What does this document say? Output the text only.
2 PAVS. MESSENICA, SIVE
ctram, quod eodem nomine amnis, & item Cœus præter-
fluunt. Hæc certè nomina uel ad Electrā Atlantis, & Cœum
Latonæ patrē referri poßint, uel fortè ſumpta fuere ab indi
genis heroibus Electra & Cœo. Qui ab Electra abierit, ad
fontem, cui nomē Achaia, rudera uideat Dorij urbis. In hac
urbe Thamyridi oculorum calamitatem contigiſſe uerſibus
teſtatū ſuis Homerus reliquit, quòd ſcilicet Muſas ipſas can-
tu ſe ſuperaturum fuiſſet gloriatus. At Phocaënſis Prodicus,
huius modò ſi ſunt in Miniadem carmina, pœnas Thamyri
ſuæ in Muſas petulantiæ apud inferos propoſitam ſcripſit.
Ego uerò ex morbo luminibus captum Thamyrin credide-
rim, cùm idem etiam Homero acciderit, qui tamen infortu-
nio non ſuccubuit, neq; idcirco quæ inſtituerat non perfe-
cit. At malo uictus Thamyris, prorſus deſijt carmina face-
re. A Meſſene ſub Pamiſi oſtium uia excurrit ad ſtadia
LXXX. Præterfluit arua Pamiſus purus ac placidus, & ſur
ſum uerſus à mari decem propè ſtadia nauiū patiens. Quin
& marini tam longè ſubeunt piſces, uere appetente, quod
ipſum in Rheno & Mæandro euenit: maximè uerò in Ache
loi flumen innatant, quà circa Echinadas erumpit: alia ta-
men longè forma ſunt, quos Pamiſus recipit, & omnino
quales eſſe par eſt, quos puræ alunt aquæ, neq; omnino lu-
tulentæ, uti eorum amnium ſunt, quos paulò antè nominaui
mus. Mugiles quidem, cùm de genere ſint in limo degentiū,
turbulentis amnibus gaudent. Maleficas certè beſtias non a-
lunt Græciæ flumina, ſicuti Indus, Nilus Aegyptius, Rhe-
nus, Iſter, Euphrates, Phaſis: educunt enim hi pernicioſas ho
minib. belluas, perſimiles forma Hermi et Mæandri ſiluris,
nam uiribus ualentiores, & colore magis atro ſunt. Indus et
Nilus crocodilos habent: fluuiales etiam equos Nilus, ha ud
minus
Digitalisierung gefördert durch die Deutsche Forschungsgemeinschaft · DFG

Task description>
Exactly as written above, please repeat the entries.

Solution>
What does this document say? Output the text only.
2 PAVS. MESSENICA, SIVE
ctram, quod eodem nomine amnis, & item Cœus præter-
fluunt. Hæc certè nomina uel ad Electrā Atlantis, & Cœum
Latonæ patrē referri poßint, uel fortè ſumpta fuere ab indi
genis heroibus Electra & Cœo. Qui ab Electra abierit, ad
fontem, cui nomē Achaia, rudera uideat Dorij urbis. In hac
urbe Thamyridi oculorum calamitatem contigiſſe uerſibus
teſtatū ſuis Homerus reliquit, quòd ſcilicet Muſas ipſas can-
tu ſe ſuperaturum fuiſſet gloriatus. At Phocaënſis Prodicus,
huius modò ſi ſunt in Miniadem carmina, pœnas Thamyri
ſuæ in Muſas petulantiæ apud inferos propoſitam ſcripſit.
Ego uerò ex morbo luminibus captum Thamyrin credide-
rim, cùm idem etiam Homero acciderit, qui tamen infortu-
nio non ſuccubuit, neq; idcirco quæ inſtituerat non perfe-
cit. At malo uictus Thamyris, prorſus deſijt carmina face-
re. A Meſſene ſub Pamiſi oſtium uia excurrit ad ſtadia
LXXX. Præterfluit arua Pamiſus purus ac placidus, & ſur
ſum uerſus à mari decem propè ſtadia nauiū patiens. Quin
& marini tam longè ſubeunt piſces, uere appetente, quod
ipſum in Rheno & Mæandro euenit: maximè uerò in Ache
loi flumen innatant, quà circa Echinadas erumpit: alia ta-
men longè forma ſunt, quos Pamiſus recipit, & omnino
quales eſſe par eſt, quos puræ alunt aquæ, neq; omnino lu-
tulentæ, uti eorum amnium ſunt, quos paulò antè nominaui
mus. Mugiles quidem, cùm de genere ſint in limo degentiū,
turbulentis amnibus gaudent. Maleficas certè beſtias non a-
lunt Græciæ flumina, ſicuti Indus, Nilus Aegyptius, Rhe-
nus, Iſter, Euphrates, Phaſis: educunt enim hi pernicioſas ho
minib. belluas, perſimiles forma Hermi et Mæandri ſiluris,
nam uiribus ualentiores, & colore magis atro ſunt. Indus et
Nilus crocodilos habent: fluuiales etiam equos Nilus, ha ud
minus
Digitalisierung gefördert durch die Deutsche Forschungsgemeinschaft · DFG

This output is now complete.